Pictures are not part of the copy; repeat everything else in the records exactly.

- RECORDED INFORMATION
[BEGIN]
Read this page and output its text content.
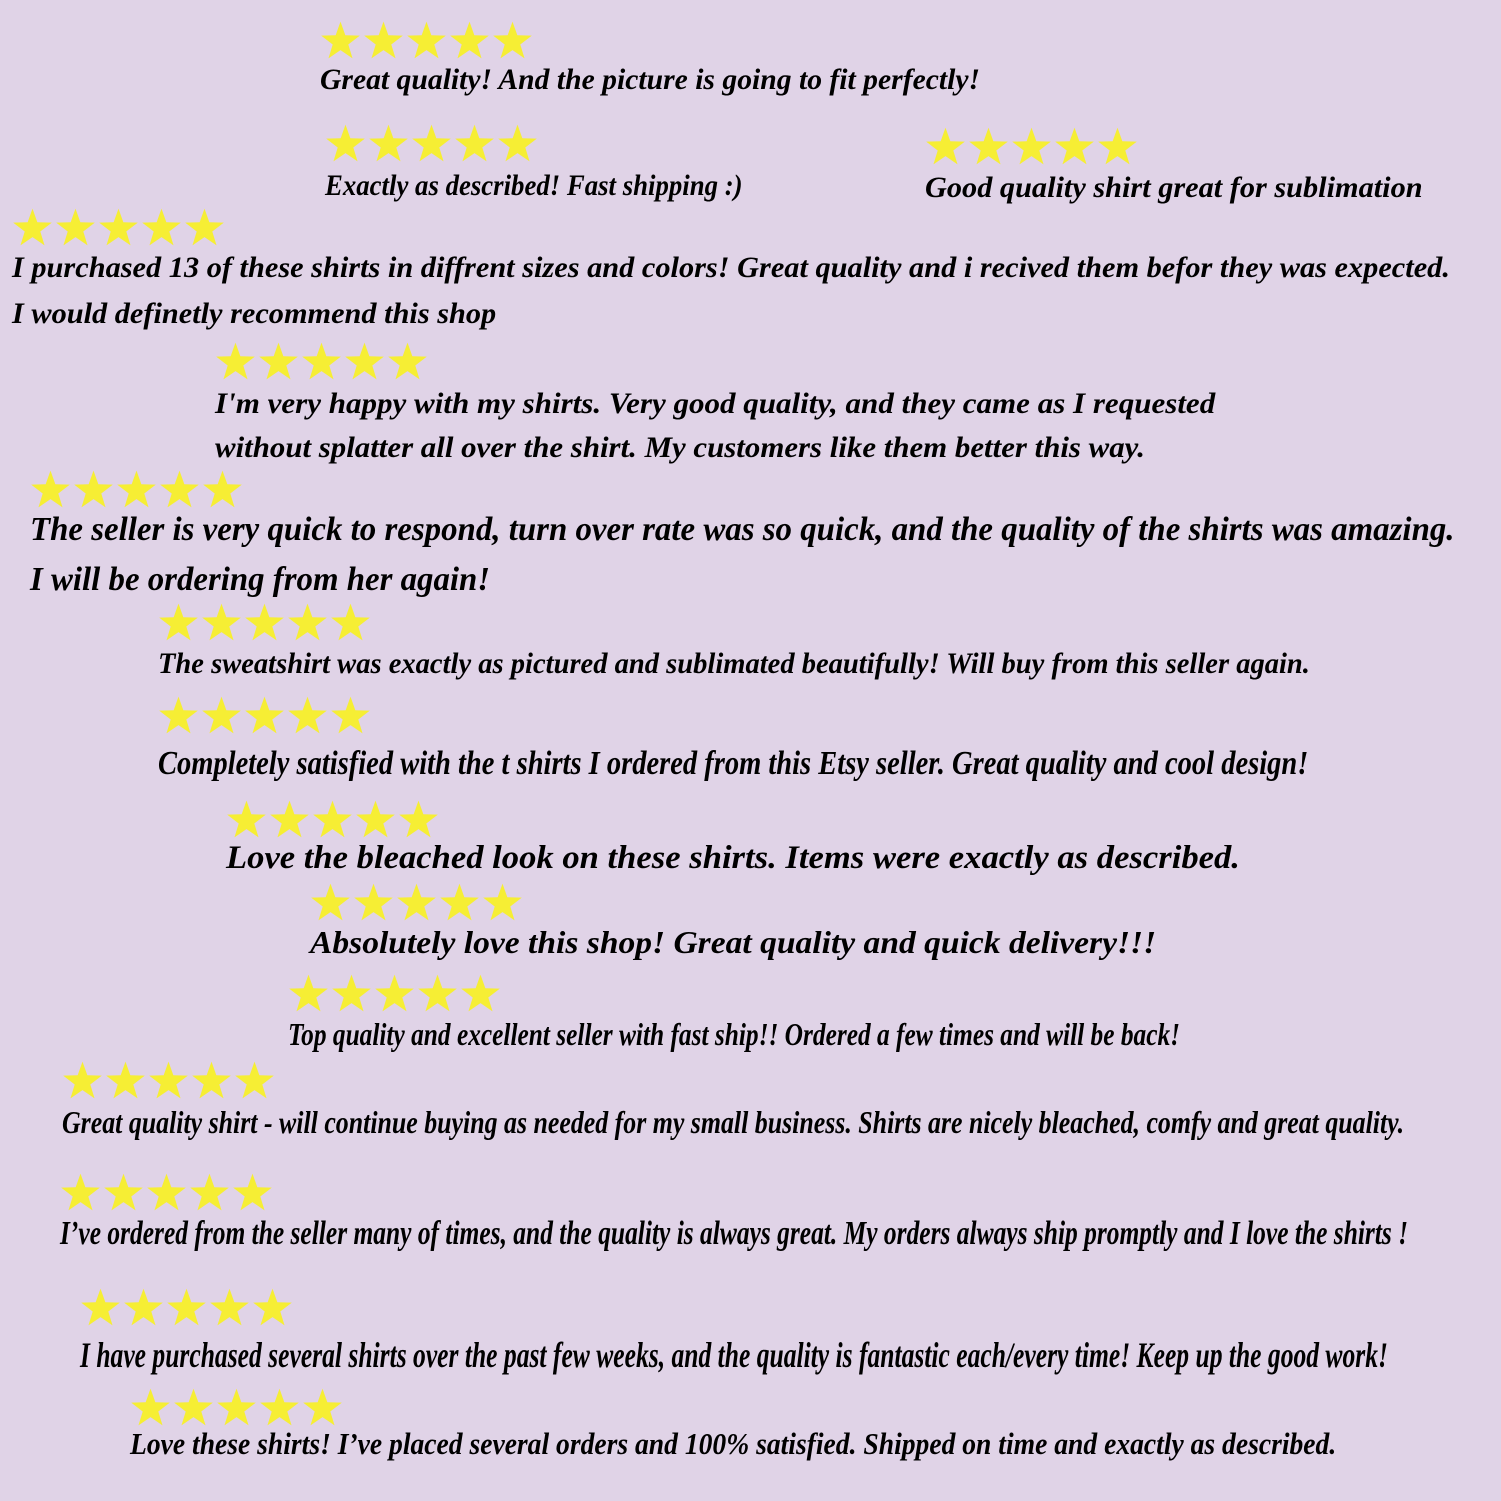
Great quality! And the picture is going to fit perfectly!

Exactly as described! Fast shipping :)	Good quality shirt great for sublimation

I purchased 13 of these shirts in diffrent sizes and colors! Great quality and i recived them befor they was expected.

I would definetly recommend this shop

I'm very happy with my shirts. Very good quality, and they came as I requested

without splatter all over the shirt. My customers like them better this way.

The seller is very quick to respond, turn over rate was so quick, and the quality of the shirts was amazing.

I will be ordering from her again!

The sweatshirt was exactly as pictured and sublimated beautifully! Will buy from this seller again.

Completely satisfied with the t shirts I ordered from this Etsy seller. Great quality and cool design!

Love the bleached look on these shirts. Items were exactly as described.

Absolutely love this shop! Great quality and quick delivery!!!

Top quality and excellent seller with fast ship!! Ordered a few times and will be back!

Great quality shirt - will continue buying as needed for my small business. Shirts are nicely bleached, comfy and great quality.

I’ve ordered from the seller many of times, and the quality is always great. My orders always ship promptly and I love the shirts !

I have purchased several shirts over the past few weeks, and the quality is fantastic each/every time! Keep up the good work!

Love these shirts! I’ve placed several orders and 100% satisfied. Shipped on time and exactly as described.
[END]
- PROBLEM SOLUTION
Read this page and output its text content.
Great quality! And the picture is going to fit perfectly!

Exactly as described! Fast shipping :)	Good quality shirt great for sublimation

I purchased 13 of these shirts in diffrent sizes and colors! Great quality and i recived them befor they was expected.

I would definetly recommend this shop

I'm very happy with my shirts. Very good quality, and they came as I requested

without splatter all over the shirt. My customers like them better this way.

The seller is very quick to respond, turn over rate was so quick, and the quality of the shirts was amazing.

I will be ordering from her again!

The sweatshirt was exactly as pictured and sublimated beautifully! Will buy from this seller again.

Completely satisfied with the t shirts I ordered from this Etsy seller. Great quality and cool design!

Love the bleached look on these shirts. Items were exactly as described.

Absolutely love this shop! Great quality and quick delivery!!!

Top quality and excellent seller with fast ship!! Ordered a few times and will be back!

Great quality shirt - will continue buying as needed for my small business. Shirts are nicely bleached, comfy and great quality.

I’ve ordered from the seller many of times, and the quality is always great. My orders always ship promptly and I love the shirts !

I have purchased several shirts over the past few weeks, and the quality is fantastic each/every time! Keep up the good work!

Love these shirts! I’ve placed several orders and 100% satisfied. Shipped on time and exactly as described.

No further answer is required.